• _Entscheidungsauszug_:
********
II. Das Rechtsmittel hat keinen Erfolg.
1. Das LG hat ausgeführt:
Die Auftragsvergabe durch den Verwalter aufgrund des Eigentümerbeschlusses zu TOP 3 sei nicht rechtswidrig gewesen, weil der Eigentümerbeschluss wirksam und damit für den Verwalter verbindlich gewesen sei.
Den Eigentümerbeschluss zu TOP 4 habe das AG zu Recht nicht für ungültig erklärt. Die Erhebung einer Sonderumlage i.H.d. Hälfte der angefallenen Instandsetzungskosten widerspreche nicht der Teilungserklärung. Durch diese werde nämlich der Verwalter nur verpflichtet, das Einverständnis der Wohnungseigentümer für solche Instandsetzungsarbeiten einzuholen, für die die Instandhaltungsrücklage nicht ausreiche. Ein solcher Fall liege hier nicht vor. Die Entscheidung, zur Bezahlung der Reparaturkosten nicht in vollem Umfang die Instandsetzungsrücklage heranzuziehen, sondern eine Sonderumlage zu erheben, habe im pflichtgemäßen Ermessen der Wohnungseigentümer gestanden. Ein Ermessensmissbrauch liege nicht vor.
2. Die Entscheidung des LG hält der rechtlichen Nachprüfung stand.
a) Der Feststellungsantrag ist unbegründet. Rechtsgrundlage für die Vergabe der Instandsetzungsarbeiten war der Eigentümerbeschluss zu TOP 3. Dieser Beschluss war und ist für den Verwalter verbindlich; nach § 27 Abs. 1 Nr. 1 WEG hatte er ihn auszuführen. Ein Eigentümerbeschluss ist bis zu seiner rechtskräftigen gerichtlichen Ungültigerklärung als wirksam zu behandeln (§ 23 Abs. 4 WEG) und für sämtliche Wohnungseigentümer gem. § 10 Abs. 4 WEG und den Verwalter verbindlich (BayObLG WuM 2000, 153). Gründe für eine Nichtigkeit sind nicht erkennbar.
********
• _Bereitgestelltes Material_:
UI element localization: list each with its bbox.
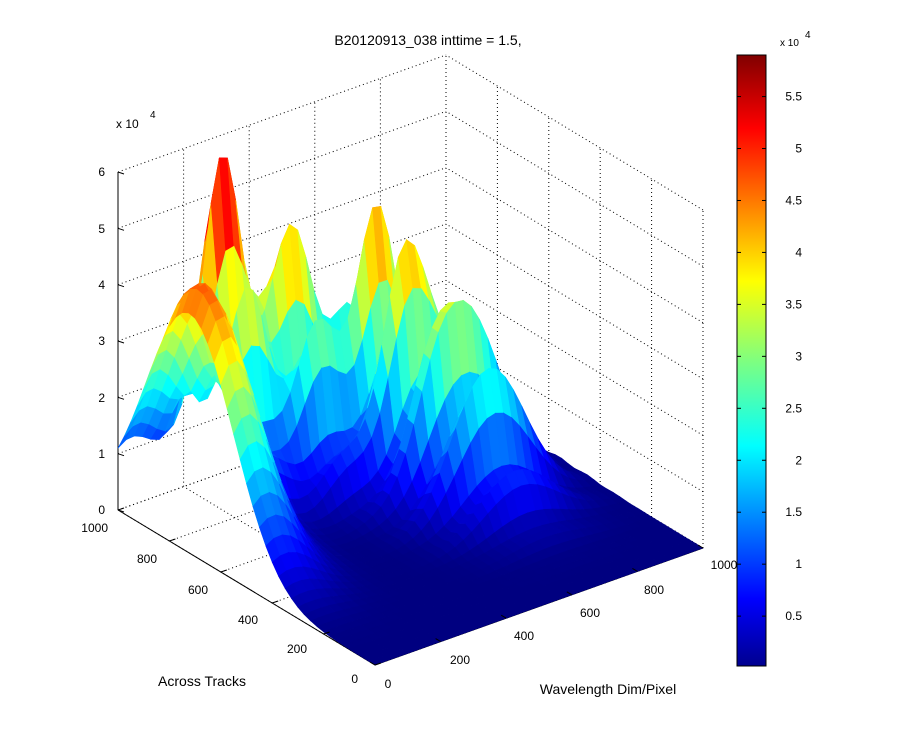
********
• _Aufgaben_:
A. Beantworte anhand des Entscheidungsauszugs zum Wohnungseigentum kurz:
(i) In welcher Höhe wurde die Sonderumlage erhoben?
(ii) Wozu verpflichtet die Teilungserklärung den Verwalter nach den Ausführungen des LG?
(iii) Nach welcher Vorschrift hatte der Verwalter den Eigentümerbeschluss zu TOP 3 auszuführen?
B. Führe den Entscheidungsauszug zum Wohnungseigentum nach seinem letzten Satz mit einigen Sätzen fort.

• _Erwartete Antworten_:
A.
(i) In Höhe der Hälfte der angefallenen Instandsetzungskosten.
(ii) Er muss das Einverständnis der Wohnungseigentümer für solche Instandsetzungsarbeiten einholen, für die die Instandhaltungsrücklage nicht ausreicht.
(iii) Nach § 27 Abs. 1 Nr. 1 WEG.

B.
b) Der Eigentümerbeschluss zu TOP 4 ist nicht für ungültig zu erklären.
(1) Ob größere Reparaturarbeiten aus der hierfür wahrscheinlich ausreichenden Instandhaltungsrücklage bezahlt werden sollen oder ob insoweit eine Sonderumlage erhoben wird, liegt im pflichtgemäßen Ermessen der Gemeinschaft. Es besteht kein Anspruch darauf, immer zunächst die Rücklage auszuschöpfen (OLG Köln NZM 1998, 878). Das LG ist rechtsfehlerfrei zu dem Ergebnis gekommen, dass die Wohnungseigentümer von ihrem Ermessen keinen pflichtwidrigen Gebrauch gemacht haben.
(2) Weil die Sonderumlage den Wirtschaftsplan ergänzt, gilt für ihre Bemessung der allgemeine in der Gemeinschaftsordnung festgelegte Verteilungsschlüssel (BayObLG v. 4.4.2001 – 2 Z BR 13/01, NJW-RR 2001, 1020 f.). Hier ist weder vorgetragen noch offenkundig, dass gegen den maßgebenden Verteilungsschlüssel...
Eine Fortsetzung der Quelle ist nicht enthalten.